Set exercise:
Write out all records as given; omit images.

--- begin ---

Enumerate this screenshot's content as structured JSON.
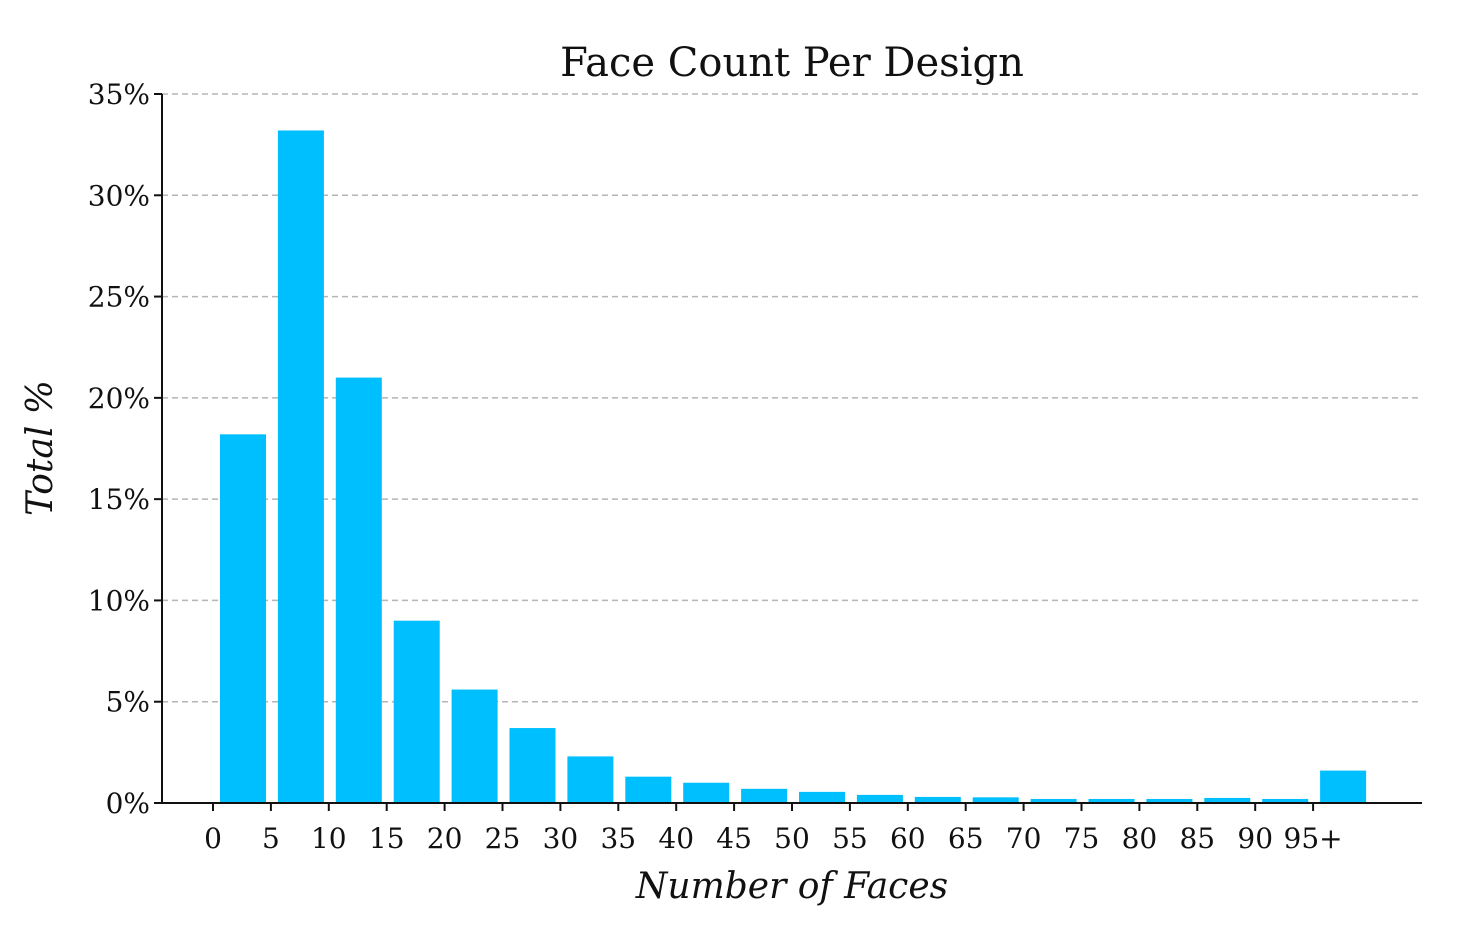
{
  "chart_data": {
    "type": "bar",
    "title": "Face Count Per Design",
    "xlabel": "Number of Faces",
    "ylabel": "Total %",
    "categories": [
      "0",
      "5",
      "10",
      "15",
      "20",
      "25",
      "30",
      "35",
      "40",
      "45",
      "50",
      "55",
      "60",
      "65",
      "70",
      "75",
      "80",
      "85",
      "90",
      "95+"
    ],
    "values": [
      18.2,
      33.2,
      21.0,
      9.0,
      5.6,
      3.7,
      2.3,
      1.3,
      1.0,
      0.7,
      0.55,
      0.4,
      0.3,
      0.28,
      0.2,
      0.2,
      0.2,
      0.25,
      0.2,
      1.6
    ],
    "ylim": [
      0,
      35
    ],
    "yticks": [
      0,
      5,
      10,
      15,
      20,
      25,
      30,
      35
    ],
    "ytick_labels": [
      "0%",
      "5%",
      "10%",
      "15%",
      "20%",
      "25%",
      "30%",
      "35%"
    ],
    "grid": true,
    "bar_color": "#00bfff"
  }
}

--- end ---

Exercise solution:
Enumerate this screenshot's content as structured JSON.
{
  "chart_data": {
    "type": "bar",
    "title": "Face Count Per Design",
    "xlabel": "Number of Faces",
    "ylabel": "Total %",
    "categories": [
      "0",
      "5",
      "10",
      "15",
      "20",
      "25",
      "30",
      "35",
      "40",
      "45",
      "50",
      "55",
      "60",
      "65",
      "70",
      "75",
      "80",
      "85",
      "90",
      "95+"
    ],
    "values": [
      18.2,
      33.2,
      21.0,
      9.0,
      5.6,
      3.7,
      2.3,
      1.3,
      1.0,
      0.7,
      0.55,
      0.4,
      0.3,
      0.28,
      0.2,
      0.2,
      0.2,
      0.25,
      0.2,
      1.6
    ],
    "ylim": [
      0,
      35
    ],
    "yticks": [
      0,
      5,
      10,
      15,
      20,
      25,
      30,
      35
    ],
    "ytick_labels": [
      "0%",
      "5%",
      "10%",
      "15%",
      "20%",
      "25%",
      "30%",
      "35%"
    ],
    "grid": true,
    "bar_color": "#00bfff"
  }
}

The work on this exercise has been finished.